TASK DETAILS = Reproduce the listing below in its entirety. Change nothing.
Begin RECORDED DATA
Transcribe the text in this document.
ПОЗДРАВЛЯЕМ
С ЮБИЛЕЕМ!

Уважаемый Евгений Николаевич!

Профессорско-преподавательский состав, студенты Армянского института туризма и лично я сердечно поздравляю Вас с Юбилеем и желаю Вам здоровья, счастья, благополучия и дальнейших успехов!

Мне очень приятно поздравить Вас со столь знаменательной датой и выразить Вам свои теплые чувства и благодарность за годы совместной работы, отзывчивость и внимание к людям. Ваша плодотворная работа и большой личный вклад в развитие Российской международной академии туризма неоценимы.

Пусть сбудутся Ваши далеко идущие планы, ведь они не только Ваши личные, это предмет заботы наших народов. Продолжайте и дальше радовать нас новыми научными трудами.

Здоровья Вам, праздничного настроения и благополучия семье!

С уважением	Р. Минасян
End RECORDED DATA
TASK ANSWER =
Transcribe the text in this document.
ПОЗДРАВЛЯЕМ
С ЮБИЛЕЕМ!

Уважаемый Евгений Николаевич!

Профессорско-преподавательский состав, студенты Армянского института туризма и лично я сердечно поздравляю Вас с Юбилеем и желаю Вам здоровья, счастья, благополучия и дальнейших успехов!

Мне очень приятно поздравить Вас со столь знаменательной датой и выразить Вам свои теплые чувства и благодарность за годы совместной работы, отзывчивость и внимание к людям. Ваша плодотворная работа и большой личный вклад в развитие Российской международной академии туризма неоценимы.

Пусть сбудутся Ваши далеко идущие планы, ведь они не только Ваши личные, это предмет заботы наших народов. Продолжайте и дальше радовать нас новыми научными трудами.

Здоровья Вам, праздничного настроения и благополучия семье!

С уважением	Р. Минасян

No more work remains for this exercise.